* **Records**
* * *
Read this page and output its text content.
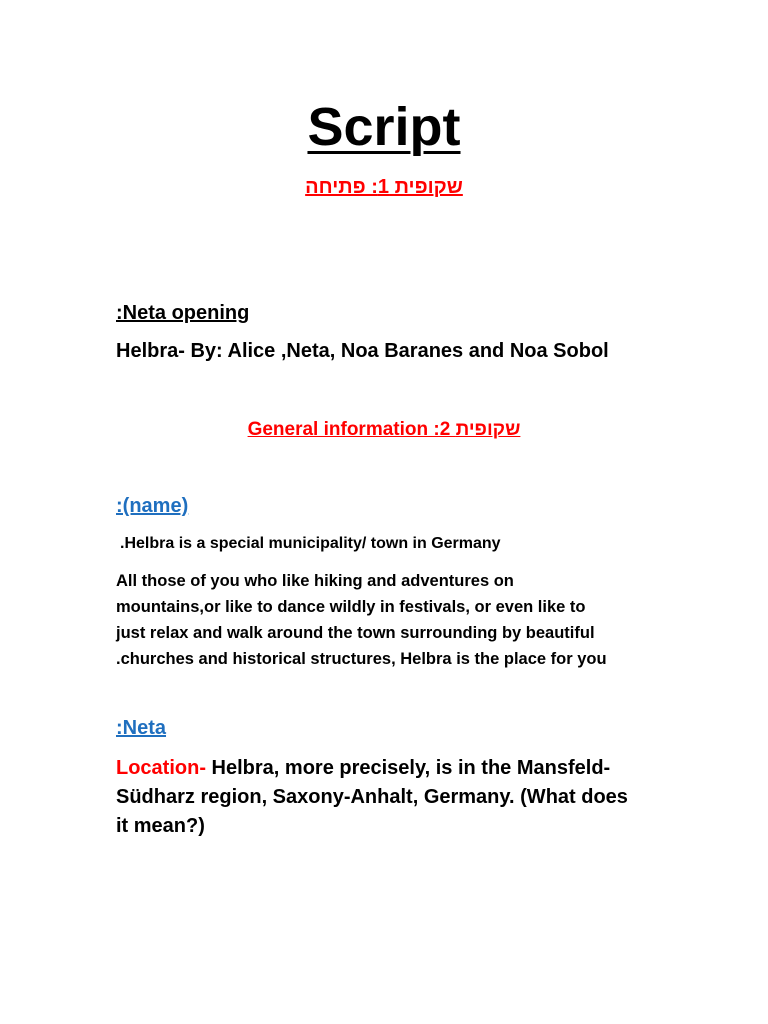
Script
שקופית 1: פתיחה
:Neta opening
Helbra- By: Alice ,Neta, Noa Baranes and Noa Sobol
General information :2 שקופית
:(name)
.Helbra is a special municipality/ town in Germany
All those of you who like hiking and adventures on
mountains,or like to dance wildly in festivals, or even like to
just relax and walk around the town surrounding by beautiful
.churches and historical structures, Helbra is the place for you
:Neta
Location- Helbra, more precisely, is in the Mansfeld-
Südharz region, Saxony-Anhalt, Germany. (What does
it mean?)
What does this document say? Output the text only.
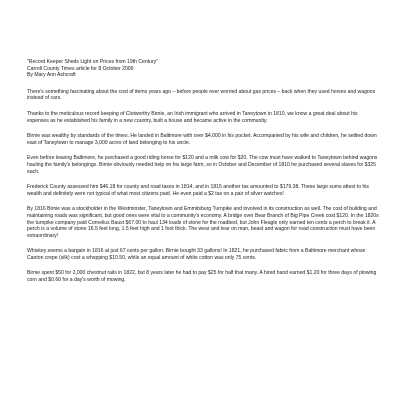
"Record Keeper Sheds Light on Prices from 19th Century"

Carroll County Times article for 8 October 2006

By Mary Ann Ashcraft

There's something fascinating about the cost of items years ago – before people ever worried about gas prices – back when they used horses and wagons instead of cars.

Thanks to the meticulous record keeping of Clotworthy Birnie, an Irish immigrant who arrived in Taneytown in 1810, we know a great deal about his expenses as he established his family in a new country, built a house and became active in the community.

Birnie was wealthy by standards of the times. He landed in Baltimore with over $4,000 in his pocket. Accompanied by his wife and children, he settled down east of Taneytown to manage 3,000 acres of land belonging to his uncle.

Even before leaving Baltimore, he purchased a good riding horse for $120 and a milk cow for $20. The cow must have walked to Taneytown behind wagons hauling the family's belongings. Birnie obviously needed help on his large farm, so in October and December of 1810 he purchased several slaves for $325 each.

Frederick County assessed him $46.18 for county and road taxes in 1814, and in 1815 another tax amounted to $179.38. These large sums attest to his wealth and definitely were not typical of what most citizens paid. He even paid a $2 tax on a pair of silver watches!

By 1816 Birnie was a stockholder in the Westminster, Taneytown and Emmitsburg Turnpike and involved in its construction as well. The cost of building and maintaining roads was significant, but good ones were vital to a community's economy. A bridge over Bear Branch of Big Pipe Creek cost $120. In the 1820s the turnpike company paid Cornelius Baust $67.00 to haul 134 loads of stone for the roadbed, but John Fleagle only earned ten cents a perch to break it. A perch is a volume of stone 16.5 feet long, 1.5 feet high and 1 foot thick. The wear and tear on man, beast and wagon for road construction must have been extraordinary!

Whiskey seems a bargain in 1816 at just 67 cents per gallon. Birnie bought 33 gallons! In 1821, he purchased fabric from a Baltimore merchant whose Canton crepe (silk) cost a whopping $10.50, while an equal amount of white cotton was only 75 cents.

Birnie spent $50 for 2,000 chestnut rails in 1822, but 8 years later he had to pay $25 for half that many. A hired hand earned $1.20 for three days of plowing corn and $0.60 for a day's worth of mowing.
* * *
* **Direction**
Transcribe every line from the records above without alteration, and leave out the images.

* **Response to the task**
Read this page and output its text content.
Script
שקופית 1: פתיחה
:Neta opening
Helbra- By: Alice ,Neta, Noa Baranes and Noa Sobol
General information :2 שקופית
:(name)
.Helbra is a special municipality/ town in Germany
All those of you who like hiking and adventures on
mountains,or like to dance wildly in festivals, or even like to
just relax and walk around the town surrounding by beautiful
.churches and historical structures, Helbra is the place for you
:Neta
Location- Helbra, more precisely, is in the Mansfeld-
Südharz region, Saxony-Anhalt, Germany. (What does
it mean?)
What does this document say? Output the text only.
"Record Keeper Sheds Light on Prices from 19th Century"

Carroll County Times article for 8 October 2006

By Mary Ann Ashcraft

There's something fascinating about the cost of items years ago – before people ever worried about gas prices – back when they used horses and wagons instead of cars.

Thanks to the meticulous record keeping of Clotworthy Birnie, an Irish immigrant who arrived in Taneytown in 1810, we know a great deal about his expenses as he established his family in a new country, built a house and became active in the community.

Birnie was wealthy by standards of the times. He landed in Baltimore with over $4,000 in his pocket. Accompanied by his wife and children, he settled down east of Taneytown to manage 3,000 acres of land belonging to his uncle.

Even before leaving Baltimore, he purchased a good riding horse for $120 and a milk cow for $20. The cow must have walked to Taneytown behind wagons hauling the family's belongings. Birnie obviously needed help on his large farm, so in October and December of 1810 he purchased several slaves for $325 each.

Frederick County assessed him $46.18 for county and road taxes in 1814, and in 1815 another tax amounted to $179.38. These large sums attest to his wealth and definitely were not typical of what most citizens paid. He even paid a $2 tax on a pair of silver watches!

By 1816 Birnie was a stockholder in the Westminster, Taneytown and Emmitsburg Turnpike and involved in its construction as well. The cost of building and maintaining roads was significant, but good ones were vital to a community's economy. A bridge over Bear Branch of Big Pipe Creek cost $120. In the 1820s the turnpike company paid Cornelius Baust $67.00 to haul 134 loads of stone for the roadbed, but John Fleagle only earned ten cents a perch to break it. A perch is a volume of stone 16.5 feet long, 1.5 feet high and 1 foot thick. The wear and tear on man, beast and wagon for road construction must have been extraordinary!

Whiskey seems a bargain in 1816 at just 67 cents per gallon. Birnie bought 33 gallons! In 1821, he purchased fabric from a Baltimore merchant whose Canton crepe (silk) cost a whopping $10.50, while an equal amount of white cotton was only 75 cents.

Birnie spent $50 for 2,000 chestnut rails in 1822, but 8 years later he had to pay $25 for half that many. A hired hand earned $1.20 for three days of plowing corn and $0.60 for a day's worth of mowing.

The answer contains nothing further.